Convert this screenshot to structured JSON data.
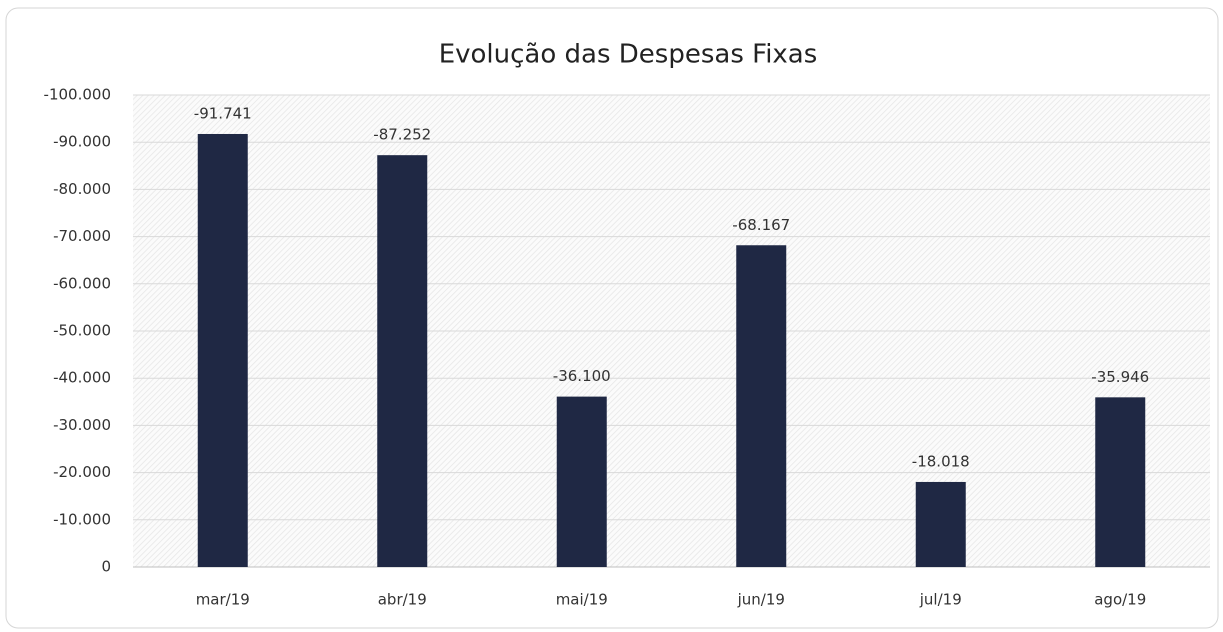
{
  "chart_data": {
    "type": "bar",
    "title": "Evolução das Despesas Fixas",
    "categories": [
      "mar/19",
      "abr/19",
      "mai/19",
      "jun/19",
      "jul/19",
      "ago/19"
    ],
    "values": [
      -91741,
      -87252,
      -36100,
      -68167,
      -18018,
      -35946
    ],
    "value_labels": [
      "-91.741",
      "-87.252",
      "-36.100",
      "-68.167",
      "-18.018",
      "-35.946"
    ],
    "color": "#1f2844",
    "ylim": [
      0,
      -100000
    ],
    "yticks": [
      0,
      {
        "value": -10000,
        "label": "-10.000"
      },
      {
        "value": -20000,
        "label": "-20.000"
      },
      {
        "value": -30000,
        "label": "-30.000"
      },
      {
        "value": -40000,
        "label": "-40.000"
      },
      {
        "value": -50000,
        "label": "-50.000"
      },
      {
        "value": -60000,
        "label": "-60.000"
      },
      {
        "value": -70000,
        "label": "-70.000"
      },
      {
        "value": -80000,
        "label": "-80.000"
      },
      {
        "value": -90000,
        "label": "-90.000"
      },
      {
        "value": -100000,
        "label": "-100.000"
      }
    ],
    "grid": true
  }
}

...

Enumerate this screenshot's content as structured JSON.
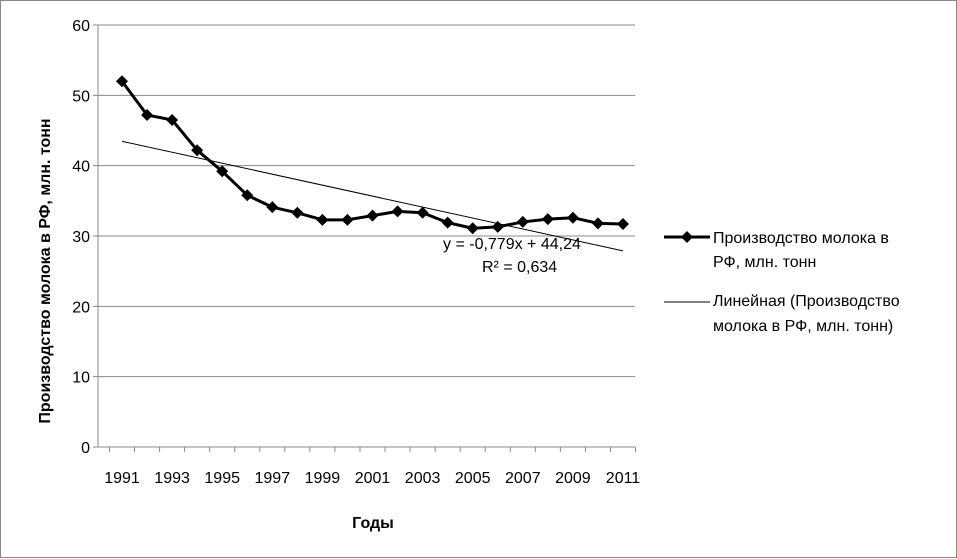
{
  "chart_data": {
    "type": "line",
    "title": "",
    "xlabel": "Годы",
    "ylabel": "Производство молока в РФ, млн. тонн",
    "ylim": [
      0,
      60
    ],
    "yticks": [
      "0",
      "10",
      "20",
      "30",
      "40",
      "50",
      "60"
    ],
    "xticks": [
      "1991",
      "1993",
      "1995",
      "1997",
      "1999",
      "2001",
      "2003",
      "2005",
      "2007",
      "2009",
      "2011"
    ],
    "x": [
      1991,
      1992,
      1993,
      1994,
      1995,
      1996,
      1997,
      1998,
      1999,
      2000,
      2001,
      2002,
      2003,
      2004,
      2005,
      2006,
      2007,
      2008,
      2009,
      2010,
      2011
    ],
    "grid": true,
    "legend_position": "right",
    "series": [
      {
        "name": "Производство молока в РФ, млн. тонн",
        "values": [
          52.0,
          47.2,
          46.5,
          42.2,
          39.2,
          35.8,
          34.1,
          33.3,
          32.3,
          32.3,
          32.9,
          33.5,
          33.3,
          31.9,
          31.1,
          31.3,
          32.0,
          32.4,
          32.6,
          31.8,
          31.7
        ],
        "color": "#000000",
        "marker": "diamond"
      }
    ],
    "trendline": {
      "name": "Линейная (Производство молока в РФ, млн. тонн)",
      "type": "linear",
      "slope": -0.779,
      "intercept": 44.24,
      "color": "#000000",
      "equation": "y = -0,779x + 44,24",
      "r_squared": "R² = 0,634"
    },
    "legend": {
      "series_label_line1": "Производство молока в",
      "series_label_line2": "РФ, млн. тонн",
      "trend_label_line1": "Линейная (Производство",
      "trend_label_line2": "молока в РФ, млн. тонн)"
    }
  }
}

...

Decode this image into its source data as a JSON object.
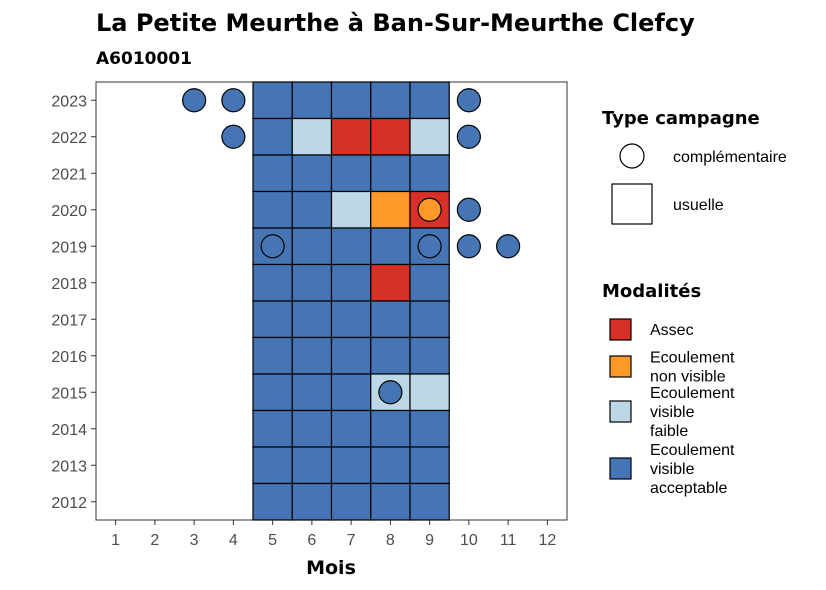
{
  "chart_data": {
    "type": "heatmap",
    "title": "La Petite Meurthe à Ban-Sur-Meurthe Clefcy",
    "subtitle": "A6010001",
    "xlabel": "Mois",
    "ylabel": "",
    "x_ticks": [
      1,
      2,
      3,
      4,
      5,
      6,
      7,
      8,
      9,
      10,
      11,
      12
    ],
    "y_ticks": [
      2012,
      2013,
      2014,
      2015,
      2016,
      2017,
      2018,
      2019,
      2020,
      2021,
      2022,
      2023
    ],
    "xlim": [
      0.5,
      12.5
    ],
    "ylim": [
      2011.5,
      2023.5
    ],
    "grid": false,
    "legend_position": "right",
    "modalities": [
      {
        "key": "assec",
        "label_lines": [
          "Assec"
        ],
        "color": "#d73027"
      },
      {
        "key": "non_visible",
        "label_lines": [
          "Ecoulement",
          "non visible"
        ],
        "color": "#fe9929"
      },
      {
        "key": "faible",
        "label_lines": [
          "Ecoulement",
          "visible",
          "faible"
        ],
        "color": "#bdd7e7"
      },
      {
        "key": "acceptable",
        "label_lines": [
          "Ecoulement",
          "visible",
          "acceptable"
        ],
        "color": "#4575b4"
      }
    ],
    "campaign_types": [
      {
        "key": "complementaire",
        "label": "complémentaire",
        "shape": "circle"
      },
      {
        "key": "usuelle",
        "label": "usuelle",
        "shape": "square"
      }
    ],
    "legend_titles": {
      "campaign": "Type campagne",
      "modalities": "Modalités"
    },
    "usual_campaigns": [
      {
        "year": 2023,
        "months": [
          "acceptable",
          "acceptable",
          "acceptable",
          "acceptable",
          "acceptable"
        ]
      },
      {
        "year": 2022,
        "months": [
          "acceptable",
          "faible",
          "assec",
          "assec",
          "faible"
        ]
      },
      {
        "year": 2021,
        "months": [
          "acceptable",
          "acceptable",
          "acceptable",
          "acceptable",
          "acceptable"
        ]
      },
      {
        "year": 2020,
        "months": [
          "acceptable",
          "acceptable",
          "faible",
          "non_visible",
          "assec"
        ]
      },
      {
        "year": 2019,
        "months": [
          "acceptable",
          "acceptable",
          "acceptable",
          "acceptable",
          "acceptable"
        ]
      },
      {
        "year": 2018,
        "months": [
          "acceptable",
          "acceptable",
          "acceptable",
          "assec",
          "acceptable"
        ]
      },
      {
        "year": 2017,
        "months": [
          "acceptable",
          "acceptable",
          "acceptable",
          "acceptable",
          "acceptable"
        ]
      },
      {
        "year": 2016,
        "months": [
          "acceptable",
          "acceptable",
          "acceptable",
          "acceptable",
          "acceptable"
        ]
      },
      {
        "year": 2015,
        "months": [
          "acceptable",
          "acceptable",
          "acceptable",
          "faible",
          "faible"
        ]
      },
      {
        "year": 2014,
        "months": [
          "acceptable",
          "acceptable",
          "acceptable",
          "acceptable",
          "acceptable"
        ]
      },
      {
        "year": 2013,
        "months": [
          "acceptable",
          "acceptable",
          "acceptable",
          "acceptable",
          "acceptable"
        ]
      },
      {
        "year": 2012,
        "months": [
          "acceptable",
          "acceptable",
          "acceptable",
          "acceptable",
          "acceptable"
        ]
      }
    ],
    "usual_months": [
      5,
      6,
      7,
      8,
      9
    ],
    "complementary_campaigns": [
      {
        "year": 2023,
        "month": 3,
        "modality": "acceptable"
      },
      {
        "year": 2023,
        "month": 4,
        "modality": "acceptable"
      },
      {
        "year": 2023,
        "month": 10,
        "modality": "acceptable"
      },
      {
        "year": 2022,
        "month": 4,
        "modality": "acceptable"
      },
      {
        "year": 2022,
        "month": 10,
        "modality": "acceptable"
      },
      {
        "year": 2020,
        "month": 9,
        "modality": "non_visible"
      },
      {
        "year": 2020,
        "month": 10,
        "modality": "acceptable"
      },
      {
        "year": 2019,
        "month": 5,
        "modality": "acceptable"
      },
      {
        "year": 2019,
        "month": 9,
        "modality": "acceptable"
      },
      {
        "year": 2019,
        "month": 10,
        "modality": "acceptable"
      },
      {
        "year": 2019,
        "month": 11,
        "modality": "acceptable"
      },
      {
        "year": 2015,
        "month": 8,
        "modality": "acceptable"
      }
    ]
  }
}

» GIVEN PROBLEM
Only the number is wanted: how many lines in the entries above contain the string "structured"?

» CORRECT RESULT
2